- [Description of the task]: Find the string "hand" in the listing and report every line that has it.

- [Records for the exercise]:
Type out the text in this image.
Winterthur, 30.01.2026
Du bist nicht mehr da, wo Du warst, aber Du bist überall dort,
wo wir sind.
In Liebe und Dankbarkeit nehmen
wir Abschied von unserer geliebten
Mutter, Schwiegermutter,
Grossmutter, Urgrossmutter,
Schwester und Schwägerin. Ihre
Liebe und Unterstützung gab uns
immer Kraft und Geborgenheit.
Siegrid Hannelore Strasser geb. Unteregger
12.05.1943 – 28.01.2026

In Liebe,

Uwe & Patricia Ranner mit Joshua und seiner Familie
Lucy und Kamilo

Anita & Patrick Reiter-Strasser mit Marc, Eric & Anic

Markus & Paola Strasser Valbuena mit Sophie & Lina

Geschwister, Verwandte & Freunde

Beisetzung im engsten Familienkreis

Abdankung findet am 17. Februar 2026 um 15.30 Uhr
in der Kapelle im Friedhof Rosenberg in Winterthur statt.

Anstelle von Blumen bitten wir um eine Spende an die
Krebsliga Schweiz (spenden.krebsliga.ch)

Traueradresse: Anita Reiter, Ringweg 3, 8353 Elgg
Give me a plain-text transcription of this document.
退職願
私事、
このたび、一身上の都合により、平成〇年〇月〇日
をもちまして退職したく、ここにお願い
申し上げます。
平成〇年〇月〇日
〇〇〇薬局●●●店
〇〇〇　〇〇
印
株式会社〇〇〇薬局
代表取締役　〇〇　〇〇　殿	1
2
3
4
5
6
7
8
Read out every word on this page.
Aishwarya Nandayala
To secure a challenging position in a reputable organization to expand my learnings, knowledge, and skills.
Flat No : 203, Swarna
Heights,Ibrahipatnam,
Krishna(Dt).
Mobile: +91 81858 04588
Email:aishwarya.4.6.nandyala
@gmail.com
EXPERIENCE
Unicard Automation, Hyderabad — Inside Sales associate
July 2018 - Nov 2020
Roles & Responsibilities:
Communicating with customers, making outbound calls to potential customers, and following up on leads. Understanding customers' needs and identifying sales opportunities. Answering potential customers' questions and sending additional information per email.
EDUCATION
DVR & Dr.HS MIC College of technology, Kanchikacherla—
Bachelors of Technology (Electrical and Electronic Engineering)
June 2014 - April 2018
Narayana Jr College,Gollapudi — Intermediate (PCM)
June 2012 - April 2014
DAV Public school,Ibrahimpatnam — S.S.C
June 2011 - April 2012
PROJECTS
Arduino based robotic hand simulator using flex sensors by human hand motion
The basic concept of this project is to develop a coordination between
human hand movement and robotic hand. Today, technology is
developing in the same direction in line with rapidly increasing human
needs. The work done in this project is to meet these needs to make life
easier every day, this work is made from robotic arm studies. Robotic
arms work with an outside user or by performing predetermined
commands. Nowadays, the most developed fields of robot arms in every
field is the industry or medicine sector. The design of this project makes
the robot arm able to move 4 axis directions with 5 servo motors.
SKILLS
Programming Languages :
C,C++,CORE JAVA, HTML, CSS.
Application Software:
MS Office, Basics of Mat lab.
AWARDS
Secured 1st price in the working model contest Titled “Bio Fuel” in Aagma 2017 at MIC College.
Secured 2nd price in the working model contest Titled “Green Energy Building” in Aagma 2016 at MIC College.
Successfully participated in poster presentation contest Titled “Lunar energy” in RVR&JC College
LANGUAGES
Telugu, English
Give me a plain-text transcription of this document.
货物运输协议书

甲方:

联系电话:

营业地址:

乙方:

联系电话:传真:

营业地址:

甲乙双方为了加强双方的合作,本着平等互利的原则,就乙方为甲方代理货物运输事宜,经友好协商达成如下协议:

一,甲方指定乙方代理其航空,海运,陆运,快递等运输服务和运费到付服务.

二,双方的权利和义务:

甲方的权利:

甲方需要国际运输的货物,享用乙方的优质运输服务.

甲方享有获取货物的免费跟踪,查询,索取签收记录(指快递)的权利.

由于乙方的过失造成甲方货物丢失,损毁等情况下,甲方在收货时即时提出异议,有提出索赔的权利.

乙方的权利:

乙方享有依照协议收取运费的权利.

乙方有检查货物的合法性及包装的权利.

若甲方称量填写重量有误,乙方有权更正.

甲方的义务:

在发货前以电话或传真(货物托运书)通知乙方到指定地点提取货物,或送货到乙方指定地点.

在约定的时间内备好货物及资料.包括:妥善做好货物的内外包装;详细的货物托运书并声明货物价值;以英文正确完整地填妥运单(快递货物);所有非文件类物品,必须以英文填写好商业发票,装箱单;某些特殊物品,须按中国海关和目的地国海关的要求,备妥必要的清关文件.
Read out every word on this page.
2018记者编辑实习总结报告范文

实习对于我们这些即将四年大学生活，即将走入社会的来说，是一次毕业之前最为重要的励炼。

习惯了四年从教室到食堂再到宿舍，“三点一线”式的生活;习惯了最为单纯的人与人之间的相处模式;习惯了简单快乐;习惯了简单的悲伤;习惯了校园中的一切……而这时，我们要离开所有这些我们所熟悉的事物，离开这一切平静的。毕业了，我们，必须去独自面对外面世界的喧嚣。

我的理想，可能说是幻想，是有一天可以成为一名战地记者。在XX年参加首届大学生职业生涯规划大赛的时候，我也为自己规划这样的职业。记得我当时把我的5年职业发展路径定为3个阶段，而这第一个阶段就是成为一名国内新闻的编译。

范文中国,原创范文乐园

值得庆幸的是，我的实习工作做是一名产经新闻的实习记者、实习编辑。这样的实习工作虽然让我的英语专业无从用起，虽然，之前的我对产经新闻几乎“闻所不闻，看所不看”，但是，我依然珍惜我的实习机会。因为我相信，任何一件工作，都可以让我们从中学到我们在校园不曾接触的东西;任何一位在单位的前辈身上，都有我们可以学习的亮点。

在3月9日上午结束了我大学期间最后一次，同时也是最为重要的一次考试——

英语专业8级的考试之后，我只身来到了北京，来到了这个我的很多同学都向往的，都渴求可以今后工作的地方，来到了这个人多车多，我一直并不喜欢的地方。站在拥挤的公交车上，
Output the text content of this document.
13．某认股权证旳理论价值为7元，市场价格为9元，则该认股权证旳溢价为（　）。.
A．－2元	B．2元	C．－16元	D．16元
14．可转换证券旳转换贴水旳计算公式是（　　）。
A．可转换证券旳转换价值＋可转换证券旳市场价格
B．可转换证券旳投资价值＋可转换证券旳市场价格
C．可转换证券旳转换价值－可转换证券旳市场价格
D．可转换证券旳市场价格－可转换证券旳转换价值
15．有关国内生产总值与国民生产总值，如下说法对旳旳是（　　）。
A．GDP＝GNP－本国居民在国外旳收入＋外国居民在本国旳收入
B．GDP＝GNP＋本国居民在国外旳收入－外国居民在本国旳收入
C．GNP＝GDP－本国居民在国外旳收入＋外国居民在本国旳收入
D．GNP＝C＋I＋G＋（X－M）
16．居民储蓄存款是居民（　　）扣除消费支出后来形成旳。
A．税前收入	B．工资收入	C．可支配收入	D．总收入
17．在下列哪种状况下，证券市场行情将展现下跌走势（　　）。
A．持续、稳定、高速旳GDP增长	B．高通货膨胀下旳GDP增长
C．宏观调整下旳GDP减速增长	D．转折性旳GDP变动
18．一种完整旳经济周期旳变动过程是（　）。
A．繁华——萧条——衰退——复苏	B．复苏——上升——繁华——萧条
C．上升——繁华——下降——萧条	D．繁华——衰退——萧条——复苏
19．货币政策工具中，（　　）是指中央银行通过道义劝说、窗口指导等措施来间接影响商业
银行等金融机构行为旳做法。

- [Solution to the exercise]:
Arduino based robotic hand simulator using flex sensors by human hand motion
human hand movement and robotic hand. Today, technology is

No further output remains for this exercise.